## Exercise
Output the data that follows exactly, line for line.

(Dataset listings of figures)
____

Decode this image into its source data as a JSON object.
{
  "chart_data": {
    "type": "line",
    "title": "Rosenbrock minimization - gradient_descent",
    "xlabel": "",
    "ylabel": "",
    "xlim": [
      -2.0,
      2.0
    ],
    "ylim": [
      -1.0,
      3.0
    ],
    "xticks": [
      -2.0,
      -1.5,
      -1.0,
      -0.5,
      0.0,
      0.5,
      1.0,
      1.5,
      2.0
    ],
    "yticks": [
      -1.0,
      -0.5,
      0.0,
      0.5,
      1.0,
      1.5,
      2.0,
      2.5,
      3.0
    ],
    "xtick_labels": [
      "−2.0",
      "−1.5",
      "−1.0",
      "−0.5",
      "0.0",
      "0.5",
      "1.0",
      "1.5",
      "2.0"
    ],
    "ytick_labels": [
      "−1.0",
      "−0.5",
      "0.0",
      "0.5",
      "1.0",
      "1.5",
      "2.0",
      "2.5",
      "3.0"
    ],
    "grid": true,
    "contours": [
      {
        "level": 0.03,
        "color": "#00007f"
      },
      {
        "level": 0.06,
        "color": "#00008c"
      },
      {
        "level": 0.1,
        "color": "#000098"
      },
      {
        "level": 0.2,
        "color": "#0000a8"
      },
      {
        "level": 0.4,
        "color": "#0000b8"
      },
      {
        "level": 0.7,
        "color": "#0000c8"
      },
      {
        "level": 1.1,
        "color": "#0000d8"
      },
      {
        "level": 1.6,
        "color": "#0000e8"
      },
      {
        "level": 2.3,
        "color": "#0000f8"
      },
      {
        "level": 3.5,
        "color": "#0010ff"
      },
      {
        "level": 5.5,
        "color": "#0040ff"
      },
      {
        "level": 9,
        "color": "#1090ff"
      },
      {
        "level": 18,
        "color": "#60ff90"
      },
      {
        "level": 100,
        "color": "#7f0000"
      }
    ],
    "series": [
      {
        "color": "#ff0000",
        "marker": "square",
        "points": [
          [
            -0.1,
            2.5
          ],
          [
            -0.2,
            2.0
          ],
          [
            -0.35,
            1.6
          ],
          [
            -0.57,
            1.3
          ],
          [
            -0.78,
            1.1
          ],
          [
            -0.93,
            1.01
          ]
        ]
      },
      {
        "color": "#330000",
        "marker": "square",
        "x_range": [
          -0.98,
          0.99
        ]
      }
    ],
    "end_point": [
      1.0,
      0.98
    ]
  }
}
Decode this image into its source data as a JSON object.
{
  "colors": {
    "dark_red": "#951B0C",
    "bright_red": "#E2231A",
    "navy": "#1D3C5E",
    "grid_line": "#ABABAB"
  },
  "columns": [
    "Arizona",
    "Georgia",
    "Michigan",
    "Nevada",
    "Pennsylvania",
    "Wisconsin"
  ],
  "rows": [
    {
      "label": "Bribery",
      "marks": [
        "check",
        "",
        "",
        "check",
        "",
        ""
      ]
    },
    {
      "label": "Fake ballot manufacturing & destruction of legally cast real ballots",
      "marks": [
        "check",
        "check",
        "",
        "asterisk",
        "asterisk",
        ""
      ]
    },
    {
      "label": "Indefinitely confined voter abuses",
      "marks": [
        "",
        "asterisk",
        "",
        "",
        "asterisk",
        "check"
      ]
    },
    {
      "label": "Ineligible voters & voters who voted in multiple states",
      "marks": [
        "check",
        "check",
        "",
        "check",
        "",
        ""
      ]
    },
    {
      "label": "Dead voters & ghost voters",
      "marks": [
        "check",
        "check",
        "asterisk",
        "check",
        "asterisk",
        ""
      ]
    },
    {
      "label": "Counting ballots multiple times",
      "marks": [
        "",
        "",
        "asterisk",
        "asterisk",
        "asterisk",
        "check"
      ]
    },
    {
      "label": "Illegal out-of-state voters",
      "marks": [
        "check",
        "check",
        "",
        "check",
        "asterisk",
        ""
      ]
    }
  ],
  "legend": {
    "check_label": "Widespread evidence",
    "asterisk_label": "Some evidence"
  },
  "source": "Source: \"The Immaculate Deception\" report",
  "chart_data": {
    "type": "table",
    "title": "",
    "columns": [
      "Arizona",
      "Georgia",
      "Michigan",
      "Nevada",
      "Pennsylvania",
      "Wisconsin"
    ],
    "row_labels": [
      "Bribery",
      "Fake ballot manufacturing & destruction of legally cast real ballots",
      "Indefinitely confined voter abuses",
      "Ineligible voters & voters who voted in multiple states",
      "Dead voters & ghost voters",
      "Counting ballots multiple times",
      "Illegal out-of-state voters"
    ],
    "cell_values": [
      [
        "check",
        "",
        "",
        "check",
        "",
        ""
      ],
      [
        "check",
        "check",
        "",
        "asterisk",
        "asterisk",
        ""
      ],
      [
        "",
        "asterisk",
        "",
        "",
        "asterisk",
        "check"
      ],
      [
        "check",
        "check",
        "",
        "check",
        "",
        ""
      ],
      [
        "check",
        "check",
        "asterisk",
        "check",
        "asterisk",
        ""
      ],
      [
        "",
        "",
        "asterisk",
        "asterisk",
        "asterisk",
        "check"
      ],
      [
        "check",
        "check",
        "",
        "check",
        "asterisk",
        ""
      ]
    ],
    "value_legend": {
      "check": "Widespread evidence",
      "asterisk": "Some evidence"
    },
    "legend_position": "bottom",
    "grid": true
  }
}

____

## Exercise result
Decode this image into its source data as a JSON object.
{
  "chart_data": {
    "type": "line",
    "title": "Rosenbrock minimization - gradient_descent",
    "xlabel": "",
    "ylabel": "",
    "xlim": [
      -2.0,
      2.0
    ],
    "ylim": [
      -1.0,
      3.0
    ],
    "xticks": [
      -2.0,
      -1.5,
      -1.0,
      -0.5,
      0.0,
      0.5,
      1.0,
      1.5,
      2.0
    ],
    "yticks": [
      -1.0,
      -0.5,
      0.0,
      0.5,
      1.0,
      1.5,
      2.0,
      2.5,
      3.0
    ],
    "xtick_labels": [
      "−2.0",
      "−1.5",
      "−1.0",
      "−0.5",
      "0.0",
      "0.5",
      "1.0",
      "1.5",
      "2.0"
    ],
    "ytick_labels": [
      "−1.0",
      "−0.5",
      "0.0",
      "0.5",
      "1.0",
      "1.5",
      "2.0",
      "2.5",
      "3.0"
    ],
    "grid": true,
    "contours": [
      {
        "level": 0.03,
        "color": "#00007f"
      },
      {
        "level": 0.06,
        "color": "#00008c"
      },
      {
        "level": 0.1,
        "color": "#000098"
      },
      {
        "level": 0.2,
        "color": "#0000a8"
      },
      {
        "level": 0.4,
        "color": "#0000b8"
      },
      {
        "level": 0.7,
        "color": "#0000c8"
      },
      {
        "level": 1.1,
        "color": "#0000d8"
      },
      {
        "level": 1.6,
        "color": "#0000e8"
      },
      {
        "level": 2.3,
        "color": "#0000f8"
      },
      {
        "level": 3.5,
        "color": "#0010ff"
      },
      {
        "level": 5.5,
        "color": "#0040ff"
      },
      {
        "level": 9,
        "color": "#1090ff"
      },
      {
        "level": 18,
        "color": "#60ff90"
      },
      {
        "level": 100,
        "color": "#7f0000"
      }
    ],
    "series": [
      {
        "color": "#ff0000",
        "marker": "square",
        "points": [
          [
            -0.1,
            2.5
          ],
          [
            -0.2,
            2.0
          ],
          [
            -0.35,
            1.6
          ],
          [
            -0.57,
            1.3
          ],
          [
            -0.78,
            1.1
          ],
          [
            -0.93,
            1.01
          ]
        ]
      },
      {
        "color": "#330000",
        "marker": "square",
        "x_range": [
          -0.98,
          0.99
        ]
      }
    ],
    "end_point": [
      1.0,
      0.98
    ]
  }
}
Decode this image into its source data as a JSON object.
{
  "colors": {
    "dark_red": "#951B0C",
    "bright_red": "#E2231A",
    "navy": "#1D3C5E",
    "grid_line": "#ABABAB"
  },
  "columns": [
    "Arizona",
    "Georgia",
    "Michigan",
    "Nevada",
    "Pennsylvania",
    "Wisconsin"
  ],
  "rows": [
    {
      "label": "Bribery",
      "marks": [
        "check",
        "",
        "",
        "check",
        "",
        ""
      ]
    },
    {
      "label": "Fake ballot manufacturing & destruction of legally cast real ballots",
      "marks": [
        "check",
        "check",
        "",
        "asterisk",
        "asterisk",
        ""
      ]
    },
    {
      "label": "Indefinitely confined voter abuses",
      "marks": [
        "",
        "asterisk",
        "",
        "",
        "asterisk",
        "check"
      ]
    },
    {
      "label": "Ineligible voters & voters who voted in multiple states",
      "marks": [
        "check",
        "check",
        "",
        "check",
        "",
        ""
      ]
    },
    {
      "label": "Dead voters & ghost voters",
      "marks": [
        "check",
        "check",
        "asterisk",
        "check",
        "asterisk",
        ""
      ]
    },
    {
      "label": "Counting ballots multiple times",
      "marks": [
        "",
        "",
        "asterisk",
        "asterisk",
        "asterisk",
        "check"
      ]
    },
    {
      "label": "Illegal out-of-state voters",
      "marks": [
        "check",
        "check",
        "",
        "check",
        "asterisk",
        ""
      ]
    }
  ],
  "legend": {
    "check_label": "Widespread evidence",
    "asterisk_label": "Some evidence"
  },
  "source": "Source: \"The Immaculate Deception\" report",
  "chart_data": {
    "type": "table",
    "title": "",
    "columns": [
      "Arizona",
      "Georgia",
      "Michigan",
      "Nevada",
      "Pennsylvania",
      "Wisconsin"
    ],
    "row_labels": [
      "Bribery",
      "Fake ballot manufacturing & destruction of legally cast real ballots",
      "Indefinitely confined voter abuses",
      "Ineligible voters & voters who voted in multiple states",
      "Dead voters & ghost voters",
      "Counting ballots multiple times",
      "Illegal out-of-state voters"
    ],
    "cell_values": [
      [
        "check",
        "",
        "",
        "check",
        "",
        ""
      ],
      [
        "check",
        "check",
        "",
        "asterisk",
        "asterisk",
        ""
      ],
      [
        "",
        "asterisk",
        "",
        "",
        "asterisk",
        "check"
      ],
      [
        "check",
        "check",
        "",
        "check",
        "",
        ""
      ],
      [
        "check",
        "check",
        "asterisk",
        "check",
        "asterisk",
        ""
      ],
      [
        "",
        "",
        "asterisk",
        "asterisk",
        "asterisk",
        "check"
      ],
      [
        "check",
        "check",
        "",
        "check",
        "asterisk",
        ""
      ]
    ],
    "value_legend": {
      "check": "Widespread evidence",
      "asterisk": "Some evidence"
    },
    "legend_position": "bottom",
    "grid": true
  }
}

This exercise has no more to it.